*EXERCISE*.
Update the data from its first line through the line containing "y-axis-label: Frequency bbox=[6, 192, 22, 264]" by replacing "marker-stroke-b" with "marker-outline-b". Leave everything else in those lines unchanged.

Element position data:
****************************************
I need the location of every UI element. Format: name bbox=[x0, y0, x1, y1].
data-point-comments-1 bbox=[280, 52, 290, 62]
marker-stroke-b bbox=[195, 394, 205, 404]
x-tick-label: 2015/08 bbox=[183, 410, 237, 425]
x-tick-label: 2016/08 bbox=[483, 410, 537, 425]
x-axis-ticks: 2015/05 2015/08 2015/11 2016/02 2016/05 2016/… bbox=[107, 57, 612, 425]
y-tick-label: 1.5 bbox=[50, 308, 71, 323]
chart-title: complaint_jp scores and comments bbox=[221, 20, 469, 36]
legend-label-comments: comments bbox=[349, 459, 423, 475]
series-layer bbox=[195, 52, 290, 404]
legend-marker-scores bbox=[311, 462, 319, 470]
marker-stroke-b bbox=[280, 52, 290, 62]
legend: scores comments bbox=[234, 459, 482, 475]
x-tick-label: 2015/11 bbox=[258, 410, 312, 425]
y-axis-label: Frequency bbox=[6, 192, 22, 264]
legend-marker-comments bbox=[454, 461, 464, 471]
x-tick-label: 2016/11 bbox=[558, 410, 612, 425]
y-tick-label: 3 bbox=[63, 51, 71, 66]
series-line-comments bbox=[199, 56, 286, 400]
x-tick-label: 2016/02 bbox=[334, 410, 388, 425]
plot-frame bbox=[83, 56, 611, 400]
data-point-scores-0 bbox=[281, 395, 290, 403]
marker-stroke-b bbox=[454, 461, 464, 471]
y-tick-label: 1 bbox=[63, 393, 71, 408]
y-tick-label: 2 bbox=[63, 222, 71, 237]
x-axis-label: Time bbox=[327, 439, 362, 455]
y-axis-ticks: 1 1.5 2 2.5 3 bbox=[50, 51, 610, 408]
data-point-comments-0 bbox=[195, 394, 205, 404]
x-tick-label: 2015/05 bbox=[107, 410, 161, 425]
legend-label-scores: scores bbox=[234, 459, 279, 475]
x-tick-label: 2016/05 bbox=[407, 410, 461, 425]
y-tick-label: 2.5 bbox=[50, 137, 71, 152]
****************************************
*THE RESULT*.
I need the location of every UI element. Format: name bbox=[x0, y0, x1, y1].
data-point-comments-1 bbox=[280, 52, 290, 62]
marker-outline-b bbox=[195, 394, 205, 404]
x-tick-label: 2015/08 bbox=[183, 410, 237, 425]
x-tick-label: 2016/08 bbox=[483, 410, 537, 425]
x-axis-ticks: 2015/05 2015/08 2015/11 2016/02 2016/05 2016/… bbox=[107, 57, 612, 425]
y-tick-label: 1.5 bbox=[50, 308, 71, 323]
chart-title: complaint_jp scores and comments bbox=[221, 20, 469, 36]
legend-label-comments: comments bbox=[349, 459, 423, 475]
series-layer bbox=[195, 52, 290, 404]
legend-marker-scores bbox=[311, 462, 319, 470]
marker-outline-b bbox=[280, 52, 290, 62]
legend: scores comments bbox=[234, 459, 482, 475]
x-tick-label: 2015/11 bbox=[258, 410, 312, 425]
y-axis-label: Frequency bbox=[6, 192, 22, 264]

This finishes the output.